* [RECORD SET]:
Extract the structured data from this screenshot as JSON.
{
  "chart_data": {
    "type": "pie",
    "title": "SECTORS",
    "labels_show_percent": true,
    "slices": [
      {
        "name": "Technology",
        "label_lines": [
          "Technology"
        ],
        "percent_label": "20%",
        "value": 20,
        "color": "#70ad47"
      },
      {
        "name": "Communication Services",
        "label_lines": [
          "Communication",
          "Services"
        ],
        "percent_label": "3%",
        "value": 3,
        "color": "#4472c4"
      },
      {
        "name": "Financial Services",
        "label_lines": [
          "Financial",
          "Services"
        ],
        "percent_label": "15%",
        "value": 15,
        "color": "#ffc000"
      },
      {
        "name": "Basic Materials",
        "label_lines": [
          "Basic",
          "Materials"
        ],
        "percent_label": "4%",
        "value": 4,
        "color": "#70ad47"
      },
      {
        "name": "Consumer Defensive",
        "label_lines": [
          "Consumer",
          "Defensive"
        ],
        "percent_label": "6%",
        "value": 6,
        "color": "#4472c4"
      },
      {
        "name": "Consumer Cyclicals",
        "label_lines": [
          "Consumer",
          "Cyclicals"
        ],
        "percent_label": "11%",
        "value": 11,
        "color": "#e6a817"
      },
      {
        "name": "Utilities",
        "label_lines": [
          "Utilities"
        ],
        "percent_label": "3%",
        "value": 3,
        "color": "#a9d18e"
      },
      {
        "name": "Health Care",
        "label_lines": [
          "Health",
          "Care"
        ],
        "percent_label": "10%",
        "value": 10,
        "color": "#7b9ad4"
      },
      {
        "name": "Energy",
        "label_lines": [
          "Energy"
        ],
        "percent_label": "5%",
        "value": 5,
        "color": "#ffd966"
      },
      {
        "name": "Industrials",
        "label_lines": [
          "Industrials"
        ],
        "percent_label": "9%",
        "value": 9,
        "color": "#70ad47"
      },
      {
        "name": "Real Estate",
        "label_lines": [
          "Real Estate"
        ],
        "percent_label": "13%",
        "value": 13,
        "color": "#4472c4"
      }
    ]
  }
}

* [SHORT TASK]: Please reproduce every line of the material word for word.

* [RESPONSE]:
Extract the structured data from this screenshot as JSON.
{
  "chart_data": {
    "type": "pie",
    "title": "SECTORS",
    "labels_show_percent": true,
    "slices": [
      {
        "name": "Technology",
        "label_lines": [
          "Technology"
        ],
        "percent_label": "20%",
        "value": 20,
        "color": "#70ad47"
      },
      {
        "name": "Communication Services",
        "label_lines": [
          "Communication",
          "Services"
        ],
        "percent_label": "3%",
        "value": 3,
        "color": "#4472c4"
      },
      {
        "name": "Financial Services",
        "label_lines": [
          "Financial",
          "Services"
        ],
        "percent_label": "15%",
        "value": 15,
        "color": "#ffc000"
      },
      {
        "name": "Basic Materials",
        "label_lines": [
          "Basic",
          "Materials"
        ],
        "percent_label": "4%",
        "value": 4,
        "color": "#70ad47"
      },
      {
        "name": "Consumer Defensive",
        "label_lines": [
          "Consumer",
          "Defensive"
        ],
        "percent_label": "6%",
        "value": 6,
        "color": "#4472c4"
      },
      {
        "name": "Consumer Cyclicals",
        "label_lines": [
          "Consumer",
          "Cyclicals"
        ],
        "percent_label": "11%",
        "value": 11,
        "color": "#e6a817"
      },
      {
        "name": "Utilities",
        "label_lines": [
          "Utilities"
        ],
        "percent_label": "3%",
        "value": 3,
        "color": "#a9d18e"
      },
      {
        "name": "Health Care",
        "label_lines": [
          "Health",
          "Care"
        ],
        "percent_label": "10%",
        "value": 10,
        "color": "#7b9ad4"
      },
      {
        "name": "Energy",
        "label_lines": [
          "Energy"
        ],
        "percent_label": "5%",
        "value": 5,
        "color": "#ffd966"
      },
      {
        "name": "Industrials",
        "label_lines": [
          "Industrials"
        ],
        "percent_label": "9%",
        "value": 9,
        "color": "#70ad47"
      },
      {
        "name": "Real Estate",
        "label_lines": [
          "Real Estate"
        ],
        "percent_label": "13%",
        "value": 13,
        "color": "#4472c4"
      }
    ]
  }
}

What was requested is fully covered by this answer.